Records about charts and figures
▼

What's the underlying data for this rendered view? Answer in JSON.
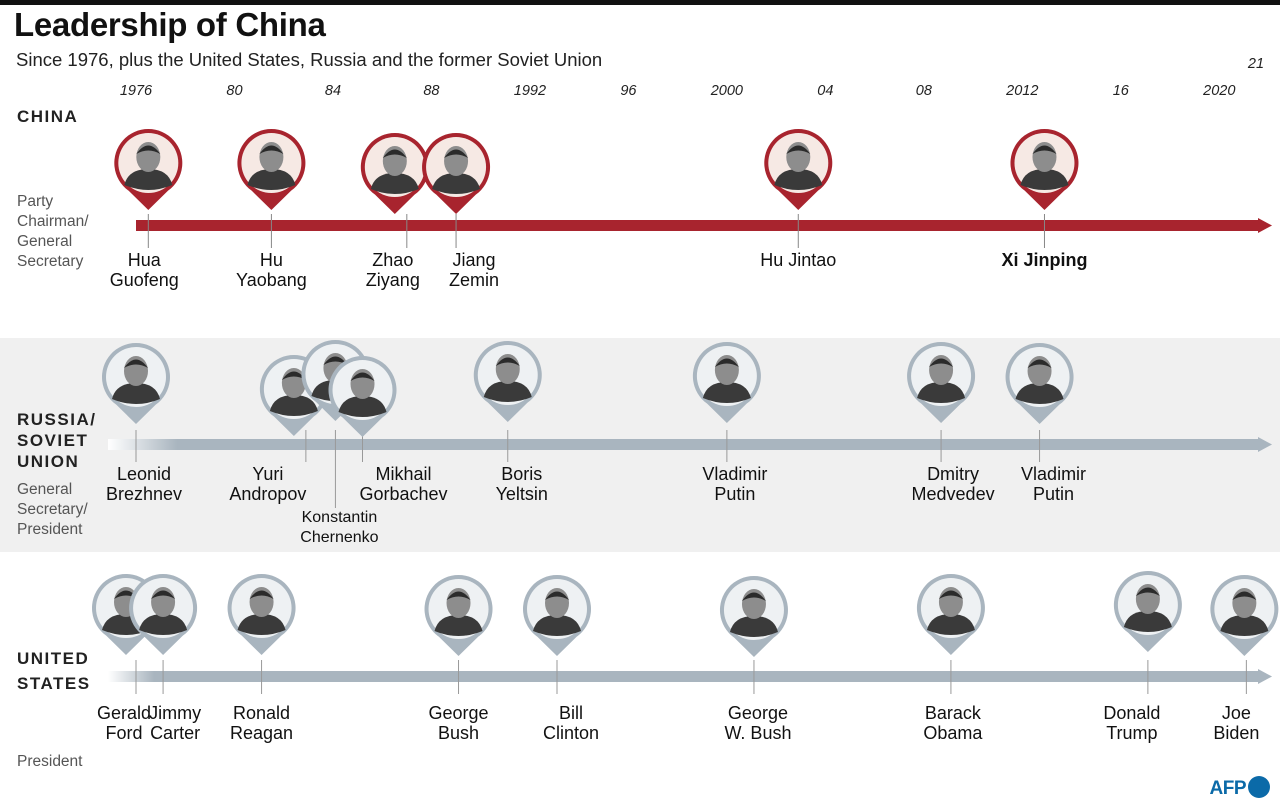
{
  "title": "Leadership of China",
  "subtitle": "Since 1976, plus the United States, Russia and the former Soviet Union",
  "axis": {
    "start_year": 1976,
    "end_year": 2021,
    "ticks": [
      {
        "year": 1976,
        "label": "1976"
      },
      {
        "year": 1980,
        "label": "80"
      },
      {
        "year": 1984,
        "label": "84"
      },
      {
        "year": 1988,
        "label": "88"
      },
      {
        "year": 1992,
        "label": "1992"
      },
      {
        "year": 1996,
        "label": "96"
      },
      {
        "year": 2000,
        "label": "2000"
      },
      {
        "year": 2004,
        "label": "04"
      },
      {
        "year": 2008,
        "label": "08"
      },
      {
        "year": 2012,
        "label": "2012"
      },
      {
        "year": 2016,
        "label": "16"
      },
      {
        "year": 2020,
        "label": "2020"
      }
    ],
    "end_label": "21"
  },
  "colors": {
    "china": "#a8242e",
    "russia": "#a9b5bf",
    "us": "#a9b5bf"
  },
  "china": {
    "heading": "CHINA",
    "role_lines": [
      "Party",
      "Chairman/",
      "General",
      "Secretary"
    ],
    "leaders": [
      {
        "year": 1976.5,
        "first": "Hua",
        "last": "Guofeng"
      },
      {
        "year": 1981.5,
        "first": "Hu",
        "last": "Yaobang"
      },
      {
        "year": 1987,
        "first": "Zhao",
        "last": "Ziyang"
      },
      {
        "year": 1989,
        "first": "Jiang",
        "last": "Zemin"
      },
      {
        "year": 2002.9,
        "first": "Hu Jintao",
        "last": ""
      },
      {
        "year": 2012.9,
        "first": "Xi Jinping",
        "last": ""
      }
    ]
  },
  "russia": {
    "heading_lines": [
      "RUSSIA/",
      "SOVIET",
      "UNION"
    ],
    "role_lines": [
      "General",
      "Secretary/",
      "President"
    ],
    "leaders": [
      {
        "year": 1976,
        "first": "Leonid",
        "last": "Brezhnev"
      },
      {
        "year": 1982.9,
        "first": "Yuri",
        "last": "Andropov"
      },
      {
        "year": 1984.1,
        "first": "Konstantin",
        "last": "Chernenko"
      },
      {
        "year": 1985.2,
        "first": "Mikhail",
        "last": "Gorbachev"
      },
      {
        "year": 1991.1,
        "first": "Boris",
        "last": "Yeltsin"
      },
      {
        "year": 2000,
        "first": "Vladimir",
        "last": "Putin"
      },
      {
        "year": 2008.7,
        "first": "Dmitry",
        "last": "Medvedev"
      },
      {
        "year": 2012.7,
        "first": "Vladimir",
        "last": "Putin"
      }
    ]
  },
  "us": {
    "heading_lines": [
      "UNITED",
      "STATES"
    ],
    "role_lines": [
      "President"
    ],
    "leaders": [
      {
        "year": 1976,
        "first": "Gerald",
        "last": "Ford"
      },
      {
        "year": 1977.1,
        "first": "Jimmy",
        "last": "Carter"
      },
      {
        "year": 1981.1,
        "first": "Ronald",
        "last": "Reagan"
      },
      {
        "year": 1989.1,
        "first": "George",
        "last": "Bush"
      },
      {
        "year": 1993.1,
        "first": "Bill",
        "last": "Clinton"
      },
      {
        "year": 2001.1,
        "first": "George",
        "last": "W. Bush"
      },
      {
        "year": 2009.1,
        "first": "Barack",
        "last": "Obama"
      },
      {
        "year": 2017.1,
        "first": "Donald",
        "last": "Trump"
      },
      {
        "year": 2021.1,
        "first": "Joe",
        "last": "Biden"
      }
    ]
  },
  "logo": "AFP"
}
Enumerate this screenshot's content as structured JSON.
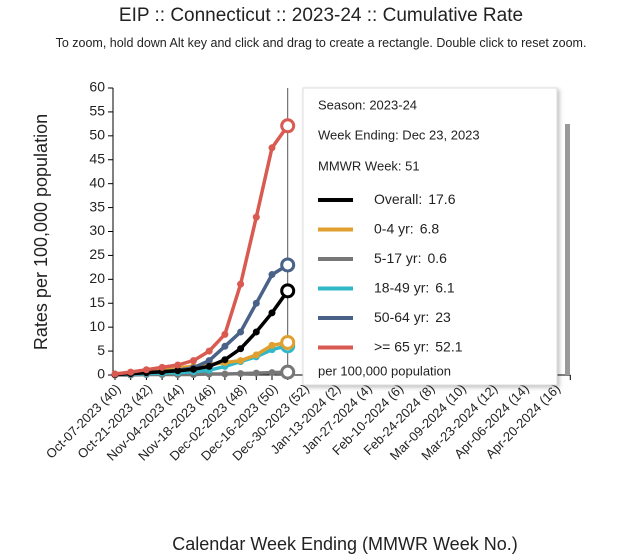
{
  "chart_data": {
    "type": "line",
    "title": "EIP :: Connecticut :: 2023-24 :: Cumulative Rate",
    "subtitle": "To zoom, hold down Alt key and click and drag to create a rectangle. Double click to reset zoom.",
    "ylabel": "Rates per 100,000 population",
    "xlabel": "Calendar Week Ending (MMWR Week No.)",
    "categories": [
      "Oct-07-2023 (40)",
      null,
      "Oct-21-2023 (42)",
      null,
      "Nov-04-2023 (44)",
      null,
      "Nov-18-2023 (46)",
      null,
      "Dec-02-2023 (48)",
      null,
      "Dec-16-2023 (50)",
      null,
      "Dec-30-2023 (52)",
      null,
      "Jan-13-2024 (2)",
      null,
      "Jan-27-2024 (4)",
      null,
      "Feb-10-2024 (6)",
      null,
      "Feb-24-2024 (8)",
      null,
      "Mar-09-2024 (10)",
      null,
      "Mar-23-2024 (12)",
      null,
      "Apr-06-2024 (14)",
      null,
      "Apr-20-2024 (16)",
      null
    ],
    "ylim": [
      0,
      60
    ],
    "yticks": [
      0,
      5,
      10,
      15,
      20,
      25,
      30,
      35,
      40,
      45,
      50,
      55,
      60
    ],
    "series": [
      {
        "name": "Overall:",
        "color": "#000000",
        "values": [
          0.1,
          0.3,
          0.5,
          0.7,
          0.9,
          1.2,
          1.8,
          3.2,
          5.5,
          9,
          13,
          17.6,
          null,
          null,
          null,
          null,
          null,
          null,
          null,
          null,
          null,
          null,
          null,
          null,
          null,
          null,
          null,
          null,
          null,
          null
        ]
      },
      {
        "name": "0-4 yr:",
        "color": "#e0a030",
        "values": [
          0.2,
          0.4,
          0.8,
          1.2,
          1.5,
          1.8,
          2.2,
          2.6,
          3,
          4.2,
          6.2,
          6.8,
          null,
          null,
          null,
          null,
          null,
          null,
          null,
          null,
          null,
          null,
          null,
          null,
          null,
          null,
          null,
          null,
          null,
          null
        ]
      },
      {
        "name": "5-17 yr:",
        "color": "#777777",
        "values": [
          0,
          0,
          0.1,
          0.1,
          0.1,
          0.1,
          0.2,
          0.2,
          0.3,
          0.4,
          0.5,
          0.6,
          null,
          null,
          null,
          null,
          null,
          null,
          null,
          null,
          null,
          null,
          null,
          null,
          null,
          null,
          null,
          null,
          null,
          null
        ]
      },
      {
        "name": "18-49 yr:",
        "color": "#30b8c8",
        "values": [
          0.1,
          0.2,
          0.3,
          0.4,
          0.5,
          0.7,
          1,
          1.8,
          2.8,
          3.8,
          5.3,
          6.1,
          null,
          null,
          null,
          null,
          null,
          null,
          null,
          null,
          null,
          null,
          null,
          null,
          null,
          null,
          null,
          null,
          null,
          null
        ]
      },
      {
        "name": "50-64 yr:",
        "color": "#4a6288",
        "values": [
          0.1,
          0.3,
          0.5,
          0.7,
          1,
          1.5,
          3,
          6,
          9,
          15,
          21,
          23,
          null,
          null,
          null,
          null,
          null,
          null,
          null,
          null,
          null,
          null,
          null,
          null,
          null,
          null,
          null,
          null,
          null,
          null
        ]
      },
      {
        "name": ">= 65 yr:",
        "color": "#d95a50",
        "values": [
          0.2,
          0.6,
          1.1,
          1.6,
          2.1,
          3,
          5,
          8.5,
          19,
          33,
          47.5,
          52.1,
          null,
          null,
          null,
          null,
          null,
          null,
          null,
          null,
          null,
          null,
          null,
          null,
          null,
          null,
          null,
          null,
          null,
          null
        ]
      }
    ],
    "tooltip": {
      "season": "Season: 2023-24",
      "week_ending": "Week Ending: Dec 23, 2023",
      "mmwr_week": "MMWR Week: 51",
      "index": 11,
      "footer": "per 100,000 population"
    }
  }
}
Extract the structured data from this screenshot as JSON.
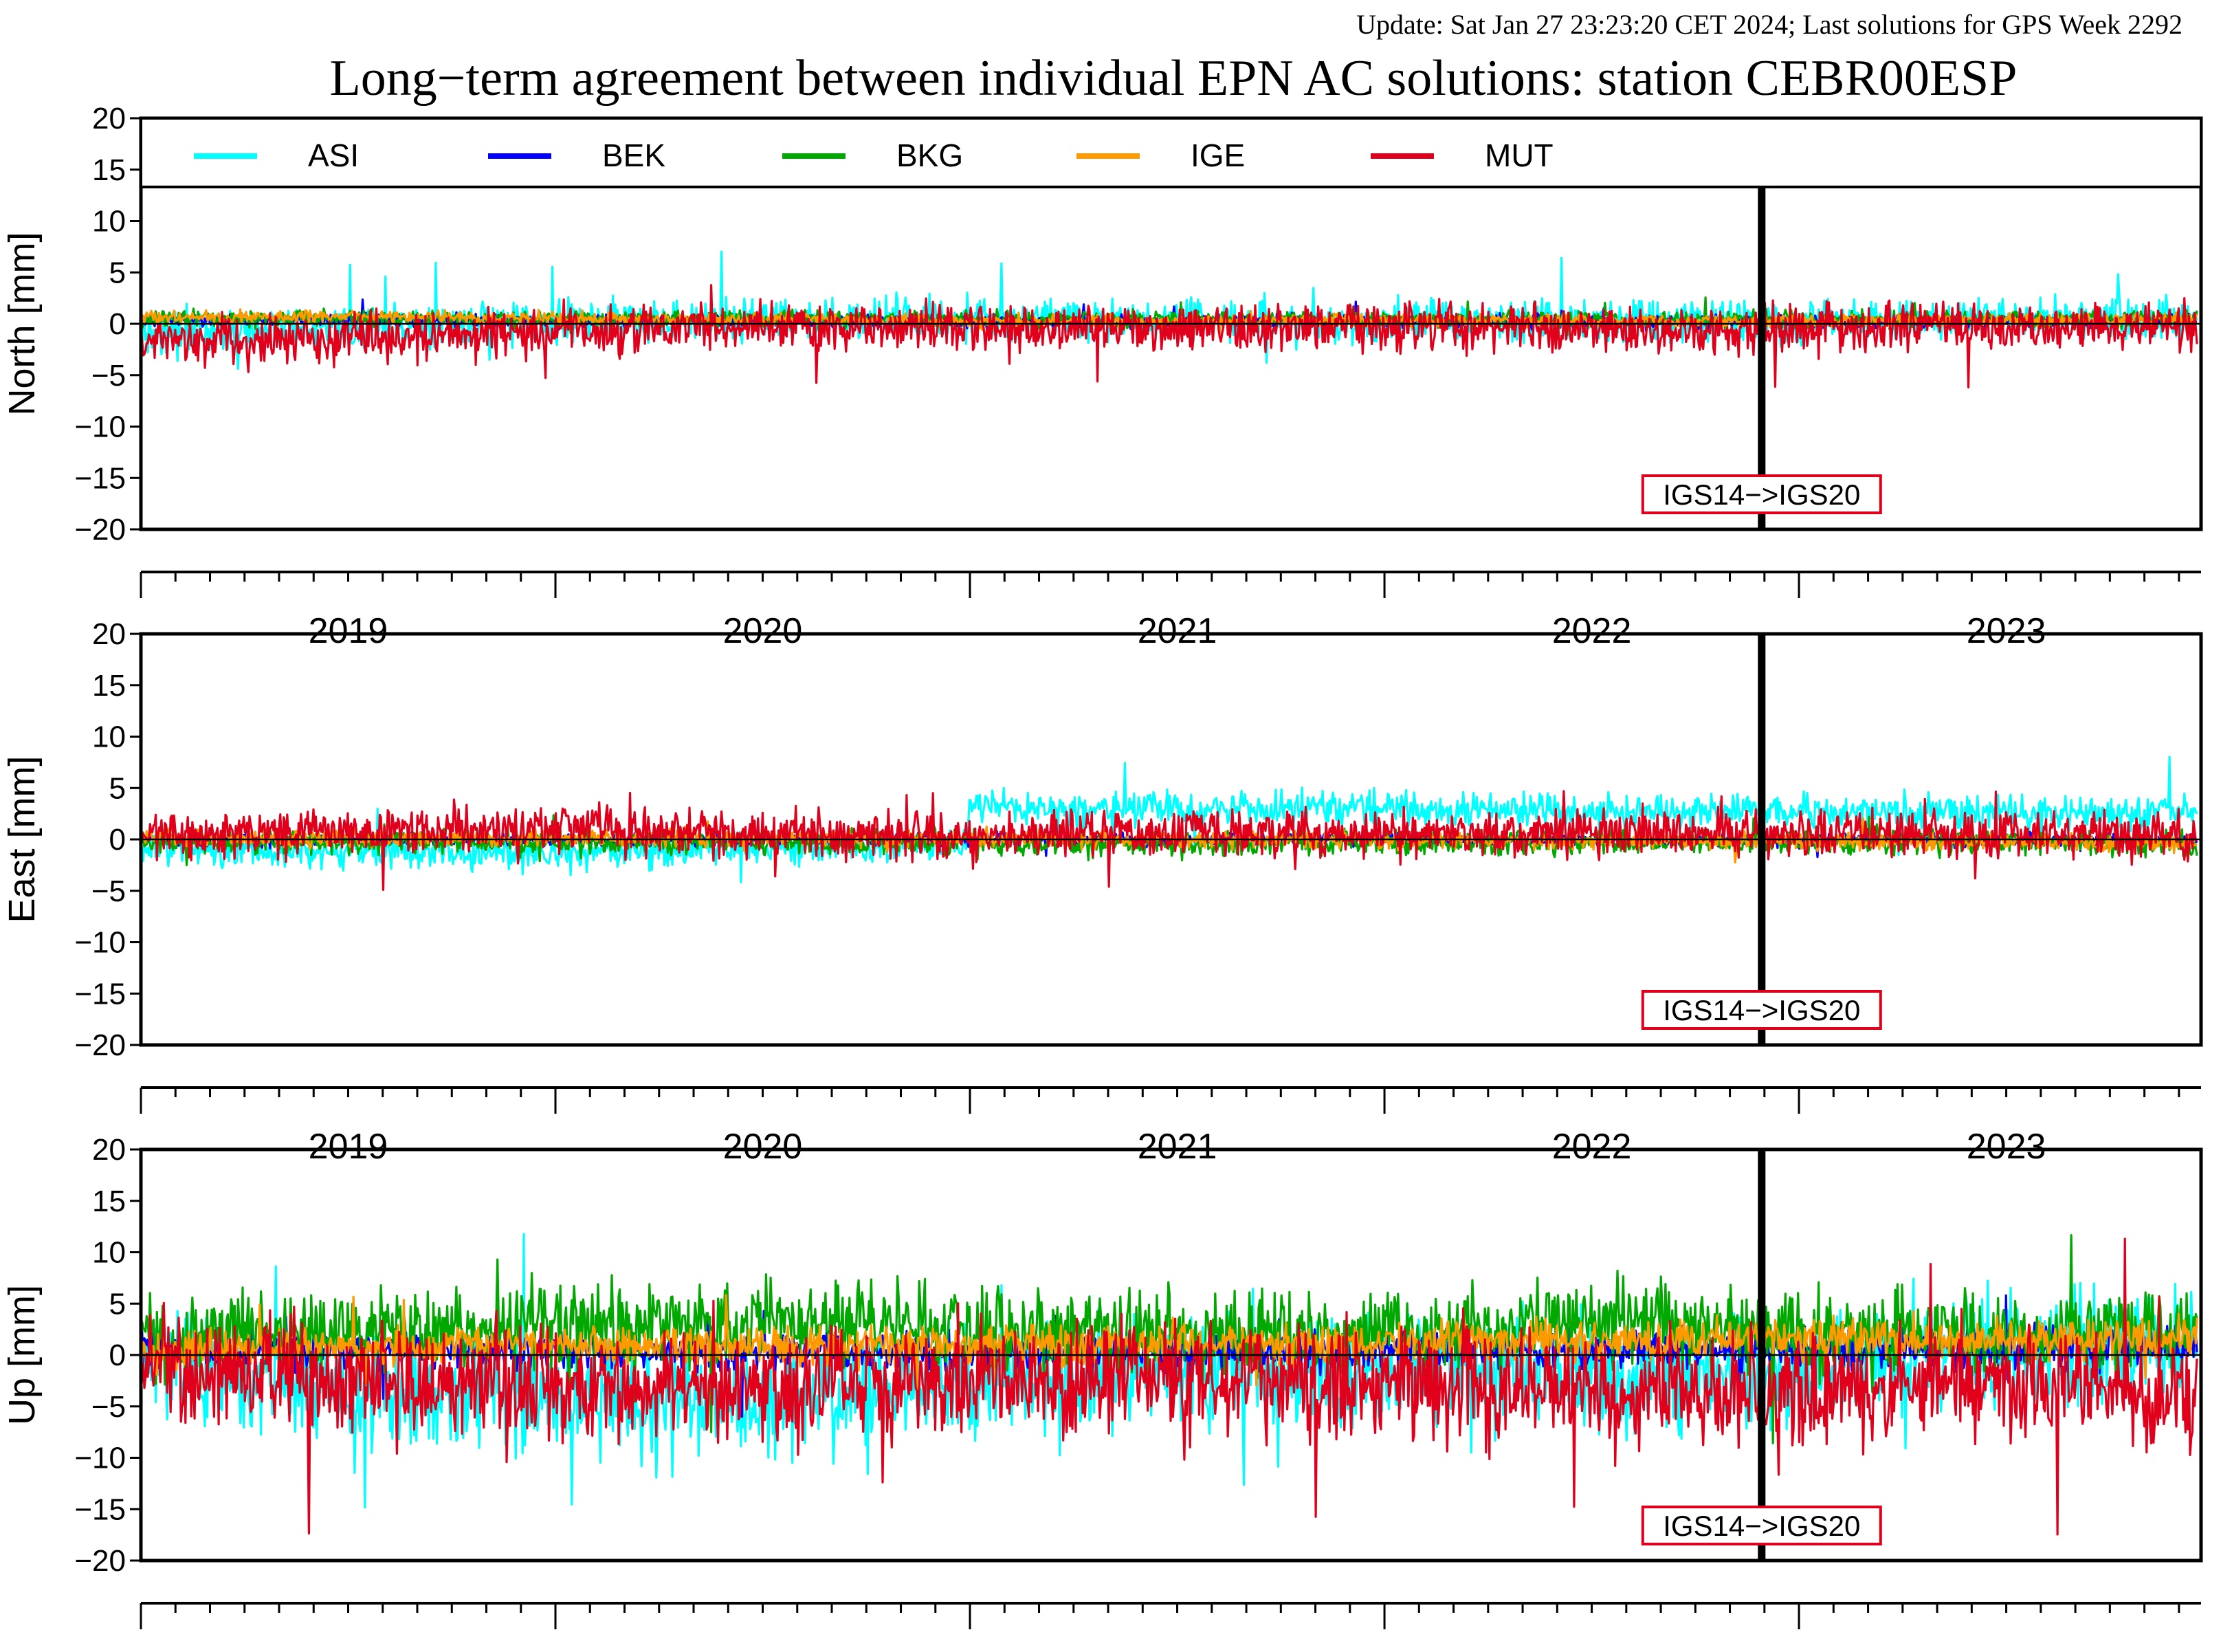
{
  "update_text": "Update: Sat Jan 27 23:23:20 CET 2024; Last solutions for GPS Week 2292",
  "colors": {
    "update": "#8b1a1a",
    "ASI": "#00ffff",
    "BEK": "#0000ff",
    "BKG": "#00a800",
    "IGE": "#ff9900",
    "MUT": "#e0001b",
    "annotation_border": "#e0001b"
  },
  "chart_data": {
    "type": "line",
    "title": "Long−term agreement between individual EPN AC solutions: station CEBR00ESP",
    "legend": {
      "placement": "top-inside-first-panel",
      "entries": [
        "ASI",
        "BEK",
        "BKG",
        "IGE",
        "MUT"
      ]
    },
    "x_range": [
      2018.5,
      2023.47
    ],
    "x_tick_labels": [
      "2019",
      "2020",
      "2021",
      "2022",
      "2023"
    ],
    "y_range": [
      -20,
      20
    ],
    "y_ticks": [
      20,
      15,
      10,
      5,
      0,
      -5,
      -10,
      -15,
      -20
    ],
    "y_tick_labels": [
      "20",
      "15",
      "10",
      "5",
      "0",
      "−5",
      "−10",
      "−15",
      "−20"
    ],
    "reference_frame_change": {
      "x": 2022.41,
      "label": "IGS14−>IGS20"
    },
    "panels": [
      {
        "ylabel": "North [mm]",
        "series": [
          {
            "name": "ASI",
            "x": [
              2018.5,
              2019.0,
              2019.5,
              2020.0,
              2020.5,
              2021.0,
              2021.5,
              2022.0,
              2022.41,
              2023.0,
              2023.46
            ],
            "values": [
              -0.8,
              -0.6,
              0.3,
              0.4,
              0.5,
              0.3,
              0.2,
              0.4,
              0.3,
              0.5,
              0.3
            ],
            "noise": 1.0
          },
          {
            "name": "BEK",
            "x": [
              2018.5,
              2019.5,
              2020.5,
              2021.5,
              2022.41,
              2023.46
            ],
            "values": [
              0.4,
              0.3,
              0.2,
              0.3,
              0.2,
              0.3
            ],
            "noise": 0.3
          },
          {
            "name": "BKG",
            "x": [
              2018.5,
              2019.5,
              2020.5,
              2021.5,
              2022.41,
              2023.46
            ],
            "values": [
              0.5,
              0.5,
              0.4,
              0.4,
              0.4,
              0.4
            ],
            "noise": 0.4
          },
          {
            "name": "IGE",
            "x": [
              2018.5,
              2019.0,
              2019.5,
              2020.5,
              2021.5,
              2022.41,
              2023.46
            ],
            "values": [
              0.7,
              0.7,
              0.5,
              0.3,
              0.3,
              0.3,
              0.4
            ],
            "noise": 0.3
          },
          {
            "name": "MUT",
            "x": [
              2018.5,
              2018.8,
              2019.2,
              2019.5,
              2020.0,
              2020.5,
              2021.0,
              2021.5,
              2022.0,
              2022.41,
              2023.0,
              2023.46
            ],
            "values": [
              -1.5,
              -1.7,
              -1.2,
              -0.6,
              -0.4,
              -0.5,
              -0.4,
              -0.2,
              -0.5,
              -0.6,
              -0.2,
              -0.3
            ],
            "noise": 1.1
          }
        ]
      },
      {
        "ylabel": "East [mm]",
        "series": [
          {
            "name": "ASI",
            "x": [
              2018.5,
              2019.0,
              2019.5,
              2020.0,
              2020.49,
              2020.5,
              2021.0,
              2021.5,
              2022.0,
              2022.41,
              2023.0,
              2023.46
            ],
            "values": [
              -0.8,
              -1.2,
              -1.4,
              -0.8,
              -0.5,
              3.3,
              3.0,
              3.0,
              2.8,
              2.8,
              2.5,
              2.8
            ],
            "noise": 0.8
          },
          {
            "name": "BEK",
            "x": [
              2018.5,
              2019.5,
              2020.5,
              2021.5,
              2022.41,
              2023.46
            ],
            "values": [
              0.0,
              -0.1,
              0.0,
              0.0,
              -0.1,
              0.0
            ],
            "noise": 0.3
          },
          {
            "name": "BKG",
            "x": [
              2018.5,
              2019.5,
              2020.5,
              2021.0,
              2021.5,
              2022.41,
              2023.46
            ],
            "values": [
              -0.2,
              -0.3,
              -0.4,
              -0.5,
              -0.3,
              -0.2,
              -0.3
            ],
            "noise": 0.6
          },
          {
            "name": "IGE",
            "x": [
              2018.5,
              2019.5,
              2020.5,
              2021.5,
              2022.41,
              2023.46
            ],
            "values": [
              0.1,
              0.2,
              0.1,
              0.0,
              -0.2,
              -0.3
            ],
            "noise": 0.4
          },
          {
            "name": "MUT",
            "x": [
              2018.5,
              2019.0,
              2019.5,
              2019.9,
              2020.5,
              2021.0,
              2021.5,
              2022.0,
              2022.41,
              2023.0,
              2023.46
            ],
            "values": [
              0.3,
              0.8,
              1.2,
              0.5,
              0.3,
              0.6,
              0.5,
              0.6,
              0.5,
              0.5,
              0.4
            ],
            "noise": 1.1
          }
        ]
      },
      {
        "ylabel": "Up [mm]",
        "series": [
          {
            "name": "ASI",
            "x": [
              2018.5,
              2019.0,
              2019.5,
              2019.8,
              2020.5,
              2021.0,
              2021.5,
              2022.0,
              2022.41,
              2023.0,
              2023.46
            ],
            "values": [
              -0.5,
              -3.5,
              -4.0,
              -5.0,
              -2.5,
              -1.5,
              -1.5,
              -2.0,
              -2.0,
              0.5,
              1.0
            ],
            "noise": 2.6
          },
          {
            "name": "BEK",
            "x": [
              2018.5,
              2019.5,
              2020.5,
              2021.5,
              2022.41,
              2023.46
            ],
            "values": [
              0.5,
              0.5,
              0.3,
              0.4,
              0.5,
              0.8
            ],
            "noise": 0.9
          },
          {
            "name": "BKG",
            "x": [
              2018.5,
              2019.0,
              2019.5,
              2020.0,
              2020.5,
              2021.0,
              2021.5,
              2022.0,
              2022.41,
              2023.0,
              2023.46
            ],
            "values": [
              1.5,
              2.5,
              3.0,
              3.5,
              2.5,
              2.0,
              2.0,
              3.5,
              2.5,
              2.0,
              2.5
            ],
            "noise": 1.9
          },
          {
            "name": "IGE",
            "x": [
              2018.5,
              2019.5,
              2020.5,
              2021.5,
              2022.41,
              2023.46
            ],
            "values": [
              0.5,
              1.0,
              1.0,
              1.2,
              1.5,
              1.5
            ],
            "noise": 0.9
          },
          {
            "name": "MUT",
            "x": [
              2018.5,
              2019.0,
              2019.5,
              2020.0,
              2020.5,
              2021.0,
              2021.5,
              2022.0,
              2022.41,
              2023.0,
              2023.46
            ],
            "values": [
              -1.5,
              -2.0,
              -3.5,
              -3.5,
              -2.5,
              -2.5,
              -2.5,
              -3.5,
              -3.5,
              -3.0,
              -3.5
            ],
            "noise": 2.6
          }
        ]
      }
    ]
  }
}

▲

**DO THIS**
Every line of the records that includes the word "structured" should be gathered.

**THE RESPONSE**
Enumerate this screenshot's content as structured JSON.
Extract the structured data from this screenshot as JSON.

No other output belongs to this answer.